AIM
Give every entry again, word for word.

THE RECORDS
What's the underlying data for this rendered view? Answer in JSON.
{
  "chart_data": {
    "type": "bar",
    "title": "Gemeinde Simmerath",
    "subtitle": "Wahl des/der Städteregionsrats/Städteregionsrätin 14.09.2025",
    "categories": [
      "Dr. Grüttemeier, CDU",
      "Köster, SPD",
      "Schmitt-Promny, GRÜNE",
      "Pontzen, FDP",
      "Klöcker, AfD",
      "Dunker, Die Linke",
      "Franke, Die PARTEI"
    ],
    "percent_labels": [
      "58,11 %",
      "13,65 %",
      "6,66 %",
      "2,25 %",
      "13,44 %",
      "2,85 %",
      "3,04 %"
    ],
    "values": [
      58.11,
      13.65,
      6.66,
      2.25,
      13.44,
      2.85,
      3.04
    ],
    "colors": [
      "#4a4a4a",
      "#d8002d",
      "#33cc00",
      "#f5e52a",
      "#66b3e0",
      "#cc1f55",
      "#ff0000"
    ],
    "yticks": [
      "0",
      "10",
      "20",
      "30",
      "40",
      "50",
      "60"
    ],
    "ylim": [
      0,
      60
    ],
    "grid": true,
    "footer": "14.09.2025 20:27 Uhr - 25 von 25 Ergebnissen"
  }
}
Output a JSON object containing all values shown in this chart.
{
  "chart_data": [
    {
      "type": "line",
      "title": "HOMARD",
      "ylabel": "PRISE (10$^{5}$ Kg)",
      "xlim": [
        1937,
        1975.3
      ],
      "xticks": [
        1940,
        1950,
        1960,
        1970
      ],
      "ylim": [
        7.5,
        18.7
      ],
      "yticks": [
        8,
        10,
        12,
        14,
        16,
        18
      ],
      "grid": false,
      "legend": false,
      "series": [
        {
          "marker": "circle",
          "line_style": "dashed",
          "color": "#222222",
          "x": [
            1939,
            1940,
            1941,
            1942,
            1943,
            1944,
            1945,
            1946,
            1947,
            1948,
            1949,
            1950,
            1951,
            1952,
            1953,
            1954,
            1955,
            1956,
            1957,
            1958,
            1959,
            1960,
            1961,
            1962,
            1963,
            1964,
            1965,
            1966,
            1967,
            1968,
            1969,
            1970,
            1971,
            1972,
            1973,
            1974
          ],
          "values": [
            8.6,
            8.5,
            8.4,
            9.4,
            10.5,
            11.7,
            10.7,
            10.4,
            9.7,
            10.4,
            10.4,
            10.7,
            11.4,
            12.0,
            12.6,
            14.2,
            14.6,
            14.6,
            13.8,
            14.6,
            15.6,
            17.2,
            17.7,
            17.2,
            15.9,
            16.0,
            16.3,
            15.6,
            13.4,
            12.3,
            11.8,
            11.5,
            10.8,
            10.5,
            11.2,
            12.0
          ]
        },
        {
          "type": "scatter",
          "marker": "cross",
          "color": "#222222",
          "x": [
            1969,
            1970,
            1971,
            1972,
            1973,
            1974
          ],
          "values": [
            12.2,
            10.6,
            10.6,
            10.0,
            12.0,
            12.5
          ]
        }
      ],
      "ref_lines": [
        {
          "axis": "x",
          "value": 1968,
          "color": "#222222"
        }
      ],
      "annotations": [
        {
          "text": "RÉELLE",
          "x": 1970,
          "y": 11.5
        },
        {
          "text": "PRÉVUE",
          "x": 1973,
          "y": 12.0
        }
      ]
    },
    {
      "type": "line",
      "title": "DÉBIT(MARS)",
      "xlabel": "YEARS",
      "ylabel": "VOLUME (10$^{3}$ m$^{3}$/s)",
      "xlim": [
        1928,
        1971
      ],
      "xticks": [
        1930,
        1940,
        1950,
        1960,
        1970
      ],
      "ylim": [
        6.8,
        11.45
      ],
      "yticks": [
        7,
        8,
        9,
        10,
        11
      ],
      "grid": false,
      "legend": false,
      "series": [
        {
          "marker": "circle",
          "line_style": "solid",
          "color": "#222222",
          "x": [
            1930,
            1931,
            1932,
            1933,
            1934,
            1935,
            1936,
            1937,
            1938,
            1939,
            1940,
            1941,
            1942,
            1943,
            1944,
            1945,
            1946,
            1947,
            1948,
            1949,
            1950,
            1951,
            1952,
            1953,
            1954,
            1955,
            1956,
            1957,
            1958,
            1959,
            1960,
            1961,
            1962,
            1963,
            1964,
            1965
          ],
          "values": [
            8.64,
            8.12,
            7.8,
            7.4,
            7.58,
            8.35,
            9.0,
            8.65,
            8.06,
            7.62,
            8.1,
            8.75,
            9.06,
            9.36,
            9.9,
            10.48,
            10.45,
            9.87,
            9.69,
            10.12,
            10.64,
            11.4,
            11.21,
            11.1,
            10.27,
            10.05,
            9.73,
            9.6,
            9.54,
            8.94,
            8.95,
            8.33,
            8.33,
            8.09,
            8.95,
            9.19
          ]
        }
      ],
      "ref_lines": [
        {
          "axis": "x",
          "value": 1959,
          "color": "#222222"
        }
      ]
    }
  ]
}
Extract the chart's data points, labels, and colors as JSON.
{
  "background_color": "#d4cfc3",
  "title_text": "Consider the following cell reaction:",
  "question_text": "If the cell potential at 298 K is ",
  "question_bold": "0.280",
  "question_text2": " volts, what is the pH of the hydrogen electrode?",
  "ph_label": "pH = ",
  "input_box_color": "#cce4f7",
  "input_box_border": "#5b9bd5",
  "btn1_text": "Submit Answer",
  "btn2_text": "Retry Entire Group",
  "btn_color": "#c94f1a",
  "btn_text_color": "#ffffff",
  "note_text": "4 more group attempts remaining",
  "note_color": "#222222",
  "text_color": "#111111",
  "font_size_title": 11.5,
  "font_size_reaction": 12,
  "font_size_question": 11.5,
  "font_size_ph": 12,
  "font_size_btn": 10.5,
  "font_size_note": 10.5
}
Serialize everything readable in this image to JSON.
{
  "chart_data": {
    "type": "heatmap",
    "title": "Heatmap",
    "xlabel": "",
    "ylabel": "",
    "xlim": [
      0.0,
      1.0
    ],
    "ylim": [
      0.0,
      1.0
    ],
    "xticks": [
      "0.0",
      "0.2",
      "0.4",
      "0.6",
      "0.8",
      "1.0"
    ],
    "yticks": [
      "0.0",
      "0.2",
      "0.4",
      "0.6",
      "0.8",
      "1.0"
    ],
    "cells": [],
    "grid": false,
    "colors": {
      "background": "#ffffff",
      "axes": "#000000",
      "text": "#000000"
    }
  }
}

COMPLETE RESPONSE
What's the underlying data for this rendered view? Answer in JSON.
{
  "chart_data": {
    "type": "bar",
    "title": "Gemeinde Simmerath",
    "subtitle": "Wahl des/der Städteregionsrats/Städteregionsrätin 14.09.2025",
    "categories": [
      "Dr. Grüttemeier, CDU",
      "Köster, SPD",
      "Schmitt-Promny, GRÜNE",
      "Pontzen, FDP",
      "Klöcker, AfD",
      "Dunker, Die Linke",
      "Franke, Die PARTEI"
    ],
    "percent_labels": [
      "58,11 %",
      "13,65 %",
      "6,66 %",
      "2,25 %",
      "13,44 %",
      "2,85 %",
      "3,04 %"
    ],
    "values": [
      58.11,
      13.65,
      6.66,
      2.25,
      13.44,
      2.85,
      3.04
    ],
    "colors": [
      "#4a4a4a",
      "#d8002d",
      "#33cc00",
      "#f5e52a",
      "#66b3e0",
      "#cc1f55",
      "#ff0000"
    ],
    "yticks": [
      "0",
      "10",
      "20",
      "30",
      "40",
      "50",
      "60"
    ],
    "ylim": [
      0,
      60
    ],
    "grid": true,
    "footer": "14.09.2025 20:27 Uhr - 25 von 25 Ergebnissen"
  }
}
Output a JSON object containing all values shown in this chart.
{
  "chart_data": [
    {
      "type": "line",
      "title": "HOMARD",
      "ylabel": "PRISE (10$^{5}$ Kg)",
      "xlim": [
        1937,
        1975.3
      ],
      "xticks": [
        1940,
        1950,
        1960,
        1970
      ],
      "ylim": [
        7.5,
        18.7
      ],
      "yticks": [
        8,
        10,
        12,
        14,
        16,
        18
      ],
      "grid": false,
      "legend": false,
      "series": [
        {
          "marker": "circle",
          "line_style": "dashed",
          "color": "#222222",
          "x": [
            1939,
            1940,
            1941,
            1942,
            1943,
            1944,
            1945,
            1946,
            1947,
            1948,
            1949,
            1950,
            1951,
            1952,
            1953,
            1954,
            1955,
            1956,
            1957,
            1958,
            1959,
            1960,
            1961,
            1962,
            1963,
            1964,
            1965,
            1966,
            1967,
            1968,
            1969,
            1970,
            1971,
            1972,
            1973,
            1974
          ],
          "values": [
            8.6,
            8.5,
            8.4,
            9.4,
            10.5,
            11.7,
            10.7,
            10.4,
            9.7,
            10.4,
            10.4,
            10.7,
            11.4,
            12.0,
            12.6,
            14.2,
            14.6,
            14.6,
            13.8,
            14.6,
            15.6,
            17.2,
            17.7,
            17.2,
            15.9,
            16.0,
            16.3,
            15.6,
            13.4,
            12.3,
            11.8,
            11.5,
            10.8,
            10.5,
            11.2,
            12.0
          ]
        },
        {
          "type": "scatter",
          "marker": "cross",
          "color": "#222222",
          "x": [
            1969,
            1970,
            1971,
            1972,
            1973,
            1974
          ],
          "values": [
            12.2,
            10.6,
            10.6,
            10.0,
            12.0,
            12.5
          ]
        }
      ],
      "ref_lines": [
        {
          "axis": "x",
          "value": 1968,
          "color": "#222222"
        }
      ],
      "annotations": [
        {
          "text": "RÉELLE",
          "x": 1970,
          "y": 11.5
        },
        {
          "text": "PRÉVUE",
          "x": 1973,
          "y": 12.0
        }
      ]
    },
    {
      "type": "line",
      "title": "DÉBIT(MARS)",
      "xlabel": "YEARS",
      "ylabel": "VOLUME (10$^{3}$ m$^{3}$/s)",
      "xlim": [
        1928,
        1971
      ],
      "xticks": [
        1930,
        1940,
        1950,
        1960,
        1970
      ],
      "ylim": [
        6.8,
        11.45
      ],
      "yticks": [
        7,
        8,
        9,
        10,
        11
      ],
      "grid": false,
      "legend": false,
      "series": [
        {
          "marker": "circle",
          "line_style": "solid",
          "color": "#222222",
          "x": [
            1930,
            1931,
            1932,
            1933,
            1934,
            1935,
            1936,
            1937,
            1938,
            1939,
            1940,
            1941,
            1942,
            1943,
            1944,
            1945,
            1946,
            1947,
            1948,
            1949,
            1950,
            1951,
            1952,
            1953,
            1954,
            1955,
            1956,
            1957,
            1958,
            1959,
            1960,
            1961,
            1962,
            1963,
            1964,
            1965
          ],
          "values": [
            8.64,
            8.12,
            7.8,
            7.4,
            7.58,
            8.35,
            9.0,
            8.65,
            8.06,
            7.62,
            8.1,
            8.75,
            9.06,
            9.36,
            9.9,
            10.48,
            10.45,
            9.87,
            9.69,
            10.12,
            10.64,
            11.4,
            11.21,
            11.1,
            10.27,
            10.05,
            9.73,
            9.6,
            9.54,
            8.94,
            8.95,
            8.33,
            8.33,
            8.09,
            8.95,
            9.19
          ]
        }
      ],
      "ref_lines": [
        {
          "axis": "x",
          "value": 1959,
          "color": "#222222"
        }
      ]
    }
  ]
}
Extract the chart's data points, labels, and colors as JSON.
{
  "background_color": "#d4cfc3",
  "title_text": "Consider the following cell reaction:",
  "question_text": "If the cell potential at 298 K is ",
  "question_bold": "0.280",
  "question_text2": " volts, what is the pH of the hydrogen electrode?",
  "ph_label": "pH = ",
  "input_box_color": "#cce4f7",
  "input_box_border": "#5b9bd5",
  "btn1_text": "Submit Answer",
  "btn2_text": "Retry Entire Group",
  "btn_color": "#c94f1a",
  "btn_text_color": "#ffffff",
  "note_text": "4 more group attempts remaining",
  "note_color": "#222222",
  "text_color": "#111111",
  "font_size_title": 11.5,
  "font_size_reaction": 12,
  "font_size_question": 11.5,
  "font_size_ph": 12,
  "font_size_btn": 10.5,
  "font_size_note": 10.5
}
Serialize everything readable in this image to JSON.
{
  "chart_data": {
    "type": "heatmap",
    "title": "Heatmap",
    "xlabel": "",
    "ylabel": "",
    "xlim": [
      0.0,
      1.0
    ],
    "ylim": [
      0.0,
      1.0
    ],
    "xticks": [
      "0.0",
      "0.2",
      "0.4",
      "0.6",
      "0.8",
      "1.0"
    ],
    "yticks": [
      "0.0",
      "0.2",
      "0.4",
      "0.6",
      "0.8",
      "1.0"
    ],
    "cells": [],
    "grid": false,
    "colors": {
      "background": "#ffffff",
      "axes": "#000000",
      "text": "#000000"
    }
  }
}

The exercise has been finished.